### AIM OF THE EXERCISE
Go through the entries and count the lines with the string "left" in them. Give only that number.
start LISTED ENTRIES
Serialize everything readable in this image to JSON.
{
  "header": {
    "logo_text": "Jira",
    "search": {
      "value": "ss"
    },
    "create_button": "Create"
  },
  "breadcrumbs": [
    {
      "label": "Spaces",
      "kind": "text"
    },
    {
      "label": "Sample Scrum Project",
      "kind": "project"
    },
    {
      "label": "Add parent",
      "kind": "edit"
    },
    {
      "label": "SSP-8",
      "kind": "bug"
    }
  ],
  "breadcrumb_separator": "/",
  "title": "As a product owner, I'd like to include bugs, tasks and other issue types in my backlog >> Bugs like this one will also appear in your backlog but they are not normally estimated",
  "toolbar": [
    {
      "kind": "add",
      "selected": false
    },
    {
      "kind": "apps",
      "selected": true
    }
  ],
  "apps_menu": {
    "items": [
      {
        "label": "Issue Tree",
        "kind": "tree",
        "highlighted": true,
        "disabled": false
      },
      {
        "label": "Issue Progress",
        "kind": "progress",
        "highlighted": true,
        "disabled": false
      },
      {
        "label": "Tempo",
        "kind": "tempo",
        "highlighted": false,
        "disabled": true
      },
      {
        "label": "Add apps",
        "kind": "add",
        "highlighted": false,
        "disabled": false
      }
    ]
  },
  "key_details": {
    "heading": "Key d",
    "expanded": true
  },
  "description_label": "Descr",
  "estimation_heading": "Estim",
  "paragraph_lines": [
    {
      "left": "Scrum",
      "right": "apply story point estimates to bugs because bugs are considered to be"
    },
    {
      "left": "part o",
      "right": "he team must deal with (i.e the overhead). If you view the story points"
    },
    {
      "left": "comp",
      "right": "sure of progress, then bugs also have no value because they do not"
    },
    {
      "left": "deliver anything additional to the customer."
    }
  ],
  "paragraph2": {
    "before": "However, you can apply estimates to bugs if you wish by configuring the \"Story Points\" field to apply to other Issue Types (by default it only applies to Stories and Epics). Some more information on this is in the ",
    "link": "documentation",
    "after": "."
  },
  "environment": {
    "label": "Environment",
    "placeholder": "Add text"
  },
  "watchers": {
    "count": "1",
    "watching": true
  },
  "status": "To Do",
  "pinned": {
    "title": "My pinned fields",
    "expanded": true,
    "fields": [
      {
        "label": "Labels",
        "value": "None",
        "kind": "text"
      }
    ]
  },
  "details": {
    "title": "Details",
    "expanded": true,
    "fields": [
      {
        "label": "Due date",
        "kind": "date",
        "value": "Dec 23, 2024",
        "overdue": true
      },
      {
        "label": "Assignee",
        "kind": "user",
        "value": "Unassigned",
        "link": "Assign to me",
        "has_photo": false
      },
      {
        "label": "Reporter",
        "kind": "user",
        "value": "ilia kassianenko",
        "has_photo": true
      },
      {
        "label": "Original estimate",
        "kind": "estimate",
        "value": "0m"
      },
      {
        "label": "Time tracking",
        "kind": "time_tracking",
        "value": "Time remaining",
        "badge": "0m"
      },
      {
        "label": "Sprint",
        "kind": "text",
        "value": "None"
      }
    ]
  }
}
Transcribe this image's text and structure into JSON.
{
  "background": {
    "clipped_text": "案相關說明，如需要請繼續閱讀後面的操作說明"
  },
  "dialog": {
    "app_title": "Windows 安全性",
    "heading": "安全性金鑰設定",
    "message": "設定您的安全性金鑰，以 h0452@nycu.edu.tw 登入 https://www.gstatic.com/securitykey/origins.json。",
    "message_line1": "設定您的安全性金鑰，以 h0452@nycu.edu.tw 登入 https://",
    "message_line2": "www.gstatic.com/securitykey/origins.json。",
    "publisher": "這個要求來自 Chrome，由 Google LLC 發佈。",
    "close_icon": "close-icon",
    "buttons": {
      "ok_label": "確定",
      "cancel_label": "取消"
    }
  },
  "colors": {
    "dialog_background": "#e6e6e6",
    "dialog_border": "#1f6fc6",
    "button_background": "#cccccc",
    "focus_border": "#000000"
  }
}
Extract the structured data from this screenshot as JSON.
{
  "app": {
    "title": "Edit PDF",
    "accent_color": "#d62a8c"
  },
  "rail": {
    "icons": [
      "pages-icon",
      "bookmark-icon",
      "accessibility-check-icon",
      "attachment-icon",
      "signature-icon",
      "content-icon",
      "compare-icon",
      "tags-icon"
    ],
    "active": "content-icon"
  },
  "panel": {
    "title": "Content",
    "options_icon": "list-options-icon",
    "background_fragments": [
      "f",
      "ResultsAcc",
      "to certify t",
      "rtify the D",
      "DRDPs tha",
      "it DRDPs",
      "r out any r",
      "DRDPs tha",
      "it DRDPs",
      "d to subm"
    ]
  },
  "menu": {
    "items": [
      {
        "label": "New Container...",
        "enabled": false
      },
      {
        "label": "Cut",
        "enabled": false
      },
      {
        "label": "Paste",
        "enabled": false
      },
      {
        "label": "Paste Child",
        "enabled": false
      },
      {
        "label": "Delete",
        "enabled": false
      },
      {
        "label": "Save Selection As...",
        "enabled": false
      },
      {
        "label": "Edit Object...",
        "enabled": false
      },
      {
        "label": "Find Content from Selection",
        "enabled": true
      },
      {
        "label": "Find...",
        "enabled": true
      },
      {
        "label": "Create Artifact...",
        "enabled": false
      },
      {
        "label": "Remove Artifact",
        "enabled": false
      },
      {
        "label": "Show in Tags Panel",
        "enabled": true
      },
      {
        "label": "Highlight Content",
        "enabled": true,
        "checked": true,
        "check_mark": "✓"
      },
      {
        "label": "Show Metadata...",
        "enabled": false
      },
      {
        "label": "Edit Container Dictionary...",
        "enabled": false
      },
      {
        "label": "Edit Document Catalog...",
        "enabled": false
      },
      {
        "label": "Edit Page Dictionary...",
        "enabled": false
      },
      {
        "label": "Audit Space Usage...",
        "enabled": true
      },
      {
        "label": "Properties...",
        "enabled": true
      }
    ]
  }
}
end LISTED ENTRIES
### RESULT
4